Aim:
From the entries below, pull out each line where "master" appears.

* * * * * * *

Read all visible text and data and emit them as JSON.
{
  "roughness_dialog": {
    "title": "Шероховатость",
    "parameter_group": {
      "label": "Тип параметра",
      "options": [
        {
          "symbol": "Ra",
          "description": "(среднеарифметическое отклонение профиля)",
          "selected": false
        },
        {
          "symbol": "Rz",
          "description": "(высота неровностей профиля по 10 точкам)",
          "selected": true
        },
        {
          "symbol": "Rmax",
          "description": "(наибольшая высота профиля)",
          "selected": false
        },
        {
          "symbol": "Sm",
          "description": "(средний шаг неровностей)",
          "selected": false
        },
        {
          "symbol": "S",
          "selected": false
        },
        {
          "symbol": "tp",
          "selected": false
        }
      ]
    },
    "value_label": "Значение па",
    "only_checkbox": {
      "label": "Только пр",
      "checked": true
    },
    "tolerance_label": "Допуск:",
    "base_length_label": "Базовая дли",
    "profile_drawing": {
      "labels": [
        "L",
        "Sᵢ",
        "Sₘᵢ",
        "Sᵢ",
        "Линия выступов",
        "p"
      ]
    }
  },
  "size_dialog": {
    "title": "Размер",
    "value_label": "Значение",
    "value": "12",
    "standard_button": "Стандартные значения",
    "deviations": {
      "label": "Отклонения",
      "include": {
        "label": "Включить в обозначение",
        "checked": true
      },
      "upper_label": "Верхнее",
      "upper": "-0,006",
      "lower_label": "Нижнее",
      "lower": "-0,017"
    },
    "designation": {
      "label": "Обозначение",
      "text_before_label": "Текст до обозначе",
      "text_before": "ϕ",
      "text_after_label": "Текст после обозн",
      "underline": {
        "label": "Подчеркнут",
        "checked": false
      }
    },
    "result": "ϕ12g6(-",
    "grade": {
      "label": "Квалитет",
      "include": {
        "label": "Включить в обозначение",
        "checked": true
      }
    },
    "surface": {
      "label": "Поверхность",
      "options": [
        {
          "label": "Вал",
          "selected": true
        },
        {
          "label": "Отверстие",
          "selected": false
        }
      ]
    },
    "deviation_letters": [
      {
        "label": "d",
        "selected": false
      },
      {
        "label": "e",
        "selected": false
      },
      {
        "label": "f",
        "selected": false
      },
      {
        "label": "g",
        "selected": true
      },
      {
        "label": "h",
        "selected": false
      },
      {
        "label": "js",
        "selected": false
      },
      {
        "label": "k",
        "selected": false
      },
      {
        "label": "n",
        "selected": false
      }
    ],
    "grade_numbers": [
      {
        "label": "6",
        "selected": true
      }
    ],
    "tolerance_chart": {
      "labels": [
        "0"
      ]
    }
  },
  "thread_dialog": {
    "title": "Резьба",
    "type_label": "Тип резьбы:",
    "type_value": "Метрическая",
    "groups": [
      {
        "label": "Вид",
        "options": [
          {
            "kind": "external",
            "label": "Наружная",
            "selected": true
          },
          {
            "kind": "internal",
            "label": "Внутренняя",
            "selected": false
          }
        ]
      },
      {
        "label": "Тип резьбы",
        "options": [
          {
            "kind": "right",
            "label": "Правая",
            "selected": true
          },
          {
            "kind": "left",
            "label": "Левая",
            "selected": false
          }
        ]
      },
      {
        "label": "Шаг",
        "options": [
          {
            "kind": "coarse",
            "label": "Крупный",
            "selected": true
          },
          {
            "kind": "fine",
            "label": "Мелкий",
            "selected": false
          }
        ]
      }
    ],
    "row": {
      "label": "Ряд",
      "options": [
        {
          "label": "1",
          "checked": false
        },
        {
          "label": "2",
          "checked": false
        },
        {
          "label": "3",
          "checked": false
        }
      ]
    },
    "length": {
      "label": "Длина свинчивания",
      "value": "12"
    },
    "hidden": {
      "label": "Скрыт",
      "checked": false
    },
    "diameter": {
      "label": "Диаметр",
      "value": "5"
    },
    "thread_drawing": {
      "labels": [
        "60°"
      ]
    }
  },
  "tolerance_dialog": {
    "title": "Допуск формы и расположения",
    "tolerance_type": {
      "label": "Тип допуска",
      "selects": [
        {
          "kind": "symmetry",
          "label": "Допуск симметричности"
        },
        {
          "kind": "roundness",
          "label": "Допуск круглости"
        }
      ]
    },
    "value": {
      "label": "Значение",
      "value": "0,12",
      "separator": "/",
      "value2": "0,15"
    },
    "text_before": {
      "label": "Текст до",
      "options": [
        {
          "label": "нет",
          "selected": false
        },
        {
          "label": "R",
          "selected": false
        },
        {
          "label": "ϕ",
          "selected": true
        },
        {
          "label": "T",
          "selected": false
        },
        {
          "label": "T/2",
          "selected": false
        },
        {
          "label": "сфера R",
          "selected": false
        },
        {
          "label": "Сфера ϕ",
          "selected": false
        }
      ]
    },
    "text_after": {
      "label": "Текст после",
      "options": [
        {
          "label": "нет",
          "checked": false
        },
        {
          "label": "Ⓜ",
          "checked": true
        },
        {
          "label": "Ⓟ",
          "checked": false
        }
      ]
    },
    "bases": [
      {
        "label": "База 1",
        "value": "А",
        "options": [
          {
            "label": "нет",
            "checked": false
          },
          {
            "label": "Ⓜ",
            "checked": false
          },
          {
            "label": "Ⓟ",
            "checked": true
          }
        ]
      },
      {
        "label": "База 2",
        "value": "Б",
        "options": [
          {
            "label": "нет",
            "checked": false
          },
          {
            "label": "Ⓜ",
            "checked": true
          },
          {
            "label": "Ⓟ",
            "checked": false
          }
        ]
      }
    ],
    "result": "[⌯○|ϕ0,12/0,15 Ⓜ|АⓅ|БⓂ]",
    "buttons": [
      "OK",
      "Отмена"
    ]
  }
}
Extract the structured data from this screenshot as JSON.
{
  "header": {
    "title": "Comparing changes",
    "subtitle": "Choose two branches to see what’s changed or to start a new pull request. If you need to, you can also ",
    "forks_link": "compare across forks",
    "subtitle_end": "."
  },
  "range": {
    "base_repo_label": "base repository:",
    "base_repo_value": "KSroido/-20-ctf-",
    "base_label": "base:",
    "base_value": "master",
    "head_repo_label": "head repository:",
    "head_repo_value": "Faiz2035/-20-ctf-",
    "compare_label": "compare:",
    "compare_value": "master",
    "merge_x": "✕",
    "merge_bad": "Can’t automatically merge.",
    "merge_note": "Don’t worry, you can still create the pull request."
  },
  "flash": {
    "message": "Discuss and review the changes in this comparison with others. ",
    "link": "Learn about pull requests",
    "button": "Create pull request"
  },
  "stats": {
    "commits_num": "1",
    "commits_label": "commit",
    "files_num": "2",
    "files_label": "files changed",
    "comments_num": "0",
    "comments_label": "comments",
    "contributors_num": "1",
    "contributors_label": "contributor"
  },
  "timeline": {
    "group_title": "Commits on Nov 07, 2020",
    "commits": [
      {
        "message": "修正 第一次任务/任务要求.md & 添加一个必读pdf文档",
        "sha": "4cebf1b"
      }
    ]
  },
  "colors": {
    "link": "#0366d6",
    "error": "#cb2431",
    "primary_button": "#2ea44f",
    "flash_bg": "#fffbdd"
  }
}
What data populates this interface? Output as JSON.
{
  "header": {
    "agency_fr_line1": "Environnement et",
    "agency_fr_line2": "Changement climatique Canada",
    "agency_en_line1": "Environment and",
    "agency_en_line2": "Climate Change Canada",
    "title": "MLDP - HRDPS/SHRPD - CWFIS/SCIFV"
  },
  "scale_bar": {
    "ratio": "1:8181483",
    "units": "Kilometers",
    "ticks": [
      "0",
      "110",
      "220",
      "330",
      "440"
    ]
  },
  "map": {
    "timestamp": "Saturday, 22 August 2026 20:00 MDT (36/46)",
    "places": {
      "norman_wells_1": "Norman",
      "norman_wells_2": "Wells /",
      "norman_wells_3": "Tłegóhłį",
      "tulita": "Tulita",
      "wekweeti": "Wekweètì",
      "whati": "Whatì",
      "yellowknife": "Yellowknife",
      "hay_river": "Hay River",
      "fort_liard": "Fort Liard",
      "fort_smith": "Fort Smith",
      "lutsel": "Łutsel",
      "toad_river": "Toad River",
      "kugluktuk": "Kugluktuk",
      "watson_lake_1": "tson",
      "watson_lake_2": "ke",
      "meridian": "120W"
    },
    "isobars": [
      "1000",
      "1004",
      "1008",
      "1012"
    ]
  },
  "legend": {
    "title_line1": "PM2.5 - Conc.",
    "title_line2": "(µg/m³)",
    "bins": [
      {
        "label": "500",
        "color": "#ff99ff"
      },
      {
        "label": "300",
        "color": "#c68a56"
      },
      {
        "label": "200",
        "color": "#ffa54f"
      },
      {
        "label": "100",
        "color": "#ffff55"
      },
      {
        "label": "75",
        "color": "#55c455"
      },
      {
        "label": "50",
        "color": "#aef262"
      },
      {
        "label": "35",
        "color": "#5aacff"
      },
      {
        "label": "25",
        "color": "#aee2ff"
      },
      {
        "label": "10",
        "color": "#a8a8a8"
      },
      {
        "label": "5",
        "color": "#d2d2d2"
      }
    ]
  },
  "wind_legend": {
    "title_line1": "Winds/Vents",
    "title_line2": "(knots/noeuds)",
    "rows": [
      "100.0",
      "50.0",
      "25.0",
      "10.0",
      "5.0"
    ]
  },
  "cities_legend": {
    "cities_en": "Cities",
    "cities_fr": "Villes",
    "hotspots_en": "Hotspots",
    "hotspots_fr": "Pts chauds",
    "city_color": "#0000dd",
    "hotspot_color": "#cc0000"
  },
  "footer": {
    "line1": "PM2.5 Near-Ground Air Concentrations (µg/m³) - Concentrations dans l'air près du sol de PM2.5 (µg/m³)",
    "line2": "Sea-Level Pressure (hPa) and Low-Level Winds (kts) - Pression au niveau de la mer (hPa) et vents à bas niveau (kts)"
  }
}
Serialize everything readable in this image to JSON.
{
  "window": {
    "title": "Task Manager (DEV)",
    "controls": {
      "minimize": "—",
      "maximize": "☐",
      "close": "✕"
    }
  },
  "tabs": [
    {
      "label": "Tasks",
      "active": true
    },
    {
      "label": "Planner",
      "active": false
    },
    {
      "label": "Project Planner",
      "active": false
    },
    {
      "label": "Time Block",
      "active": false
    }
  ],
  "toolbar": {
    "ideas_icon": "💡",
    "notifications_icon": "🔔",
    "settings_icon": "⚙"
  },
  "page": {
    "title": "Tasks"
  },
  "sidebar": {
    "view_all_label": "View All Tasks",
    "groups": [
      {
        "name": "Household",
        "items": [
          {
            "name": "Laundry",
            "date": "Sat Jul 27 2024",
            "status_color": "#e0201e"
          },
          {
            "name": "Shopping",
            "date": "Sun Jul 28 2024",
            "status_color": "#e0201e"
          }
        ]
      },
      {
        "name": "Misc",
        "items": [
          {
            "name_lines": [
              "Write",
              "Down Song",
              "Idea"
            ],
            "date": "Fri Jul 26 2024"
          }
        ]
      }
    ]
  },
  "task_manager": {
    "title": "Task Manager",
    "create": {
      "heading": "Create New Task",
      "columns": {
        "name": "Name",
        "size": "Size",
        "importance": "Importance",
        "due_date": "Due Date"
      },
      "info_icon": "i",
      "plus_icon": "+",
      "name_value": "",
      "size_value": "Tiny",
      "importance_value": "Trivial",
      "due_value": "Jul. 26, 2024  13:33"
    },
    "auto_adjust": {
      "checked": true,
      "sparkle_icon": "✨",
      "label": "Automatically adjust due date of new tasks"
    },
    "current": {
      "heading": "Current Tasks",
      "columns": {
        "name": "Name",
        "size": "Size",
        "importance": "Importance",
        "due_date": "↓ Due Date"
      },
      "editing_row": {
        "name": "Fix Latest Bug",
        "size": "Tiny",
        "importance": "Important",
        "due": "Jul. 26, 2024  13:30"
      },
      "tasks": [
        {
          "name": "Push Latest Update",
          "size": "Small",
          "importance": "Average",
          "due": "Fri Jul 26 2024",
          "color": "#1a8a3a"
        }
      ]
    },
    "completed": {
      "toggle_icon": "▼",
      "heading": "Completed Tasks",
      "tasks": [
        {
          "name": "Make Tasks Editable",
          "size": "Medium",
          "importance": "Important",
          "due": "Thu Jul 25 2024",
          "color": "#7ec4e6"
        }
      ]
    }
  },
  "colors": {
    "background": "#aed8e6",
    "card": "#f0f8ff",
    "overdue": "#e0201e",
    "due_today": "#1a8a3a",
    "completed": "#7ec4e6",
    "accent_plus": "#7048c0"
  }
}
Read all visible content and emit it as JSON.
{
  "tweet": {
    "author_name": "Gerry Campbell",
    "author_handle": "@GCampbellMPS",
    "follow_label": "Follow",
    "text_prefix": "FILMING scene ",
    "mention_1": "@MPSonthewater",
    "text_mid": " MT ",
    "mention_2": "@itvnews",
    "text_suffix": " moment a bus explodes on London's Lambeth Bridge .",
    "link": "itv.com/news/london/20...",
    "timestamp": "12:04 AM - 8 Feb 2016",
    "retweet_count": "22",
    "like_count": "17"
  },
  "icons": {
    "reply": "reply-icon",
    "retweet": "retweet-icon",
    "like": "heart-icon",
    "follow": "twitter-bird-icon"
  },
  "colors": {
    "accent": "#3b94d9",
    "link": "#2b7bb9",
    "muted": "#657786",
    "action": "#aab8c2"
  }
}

* * * * * * *

Task output:
    "base_value": "master",
    "compare_value": "master",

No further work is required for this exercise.